=== Short problem ===
Every entry must be echoed exactly.

## BEGIN Provided data

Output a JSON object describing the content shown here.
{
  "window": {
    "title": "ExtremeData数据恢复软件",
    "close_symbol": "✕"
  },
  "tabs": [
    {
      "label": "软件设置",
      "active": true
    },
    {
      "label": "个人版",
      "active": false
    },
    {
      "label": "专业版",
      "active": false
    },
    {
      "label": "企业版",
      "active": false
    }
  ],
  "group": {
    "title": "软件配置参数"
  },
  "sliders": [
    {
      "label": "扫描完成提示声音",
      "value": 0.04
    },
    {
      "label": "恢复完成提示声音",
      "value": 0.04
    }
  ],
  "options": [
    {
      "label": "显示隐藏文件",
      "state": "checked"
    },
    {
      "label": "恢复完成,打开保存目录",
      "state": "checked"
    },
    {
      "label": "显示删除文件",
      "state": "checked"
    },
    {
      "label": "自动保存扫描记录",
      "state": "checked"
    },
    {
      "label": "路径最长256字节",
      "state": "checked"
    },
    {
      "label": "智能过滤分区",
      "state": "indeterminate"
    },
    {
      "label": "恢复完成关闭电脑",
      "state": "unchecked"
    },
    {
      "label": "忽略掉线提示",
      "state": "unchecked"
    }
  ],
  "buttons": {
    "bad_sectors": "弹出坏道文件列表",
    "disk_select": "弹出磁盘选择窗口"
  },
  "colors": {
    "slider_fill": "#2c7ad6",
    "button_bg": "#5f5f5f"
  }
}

## END Provided data

=== Problem solution ===
Output a JSON object describing the content shown here.
{
  "window": {
    "title": "ExtremeData数据恢复软件",
    "close_symbol": "✕"
  },
  "tabs": [
    {
      "label": "软件设置",
      "active": true
    },
    {
      "label": "个人版",
      "active": false
    },
    {
      "label": "专业版",
      "active": false
    },
    {
      "label": "企业版",
      "active": false
    }
  ],
  "group": {
    "title": "软件配置参数"
  },
  "sliders": [
    {
      "label": "扫描完成提示声音",
      "value": 0.04
    },
    {
      "label": "恢复完成提示声音",
      "value": 0.04
    }
  ],
  "options": [
    {
      "label": "显示隐藏文件",
      "state": "checked"
    },
    {
      "label": "恢复完成,打开保存目录",
      "state": "checked"
    },
    {
      "label": "显示删除文件",
      "state": "checked"
    },
    {
      "label": "自动保存扫描记录",
      "state": "checked"
    },
    {
      "label": "路径最长256字节",
      "state": "checked"
    },
    {
      "label": "智能过滤分区",
      "state": "indeterminate"
    },
    {
      "label": "恢复完成关闭电脑",
      "state": "unchecked"
    },
    {
      "label": "忽略掉线提示",
      "state": "unchecked"
    }
  ],
  "buttons": {
    "bad_sectors": "弹出坏道文件列表",
    "disk_select": "弹出磁盘选择窗口"
  },
  "colors": {
    "slider_fill": "#2c7ad6",
    "button_bg": "#5f5f5f"
  }
}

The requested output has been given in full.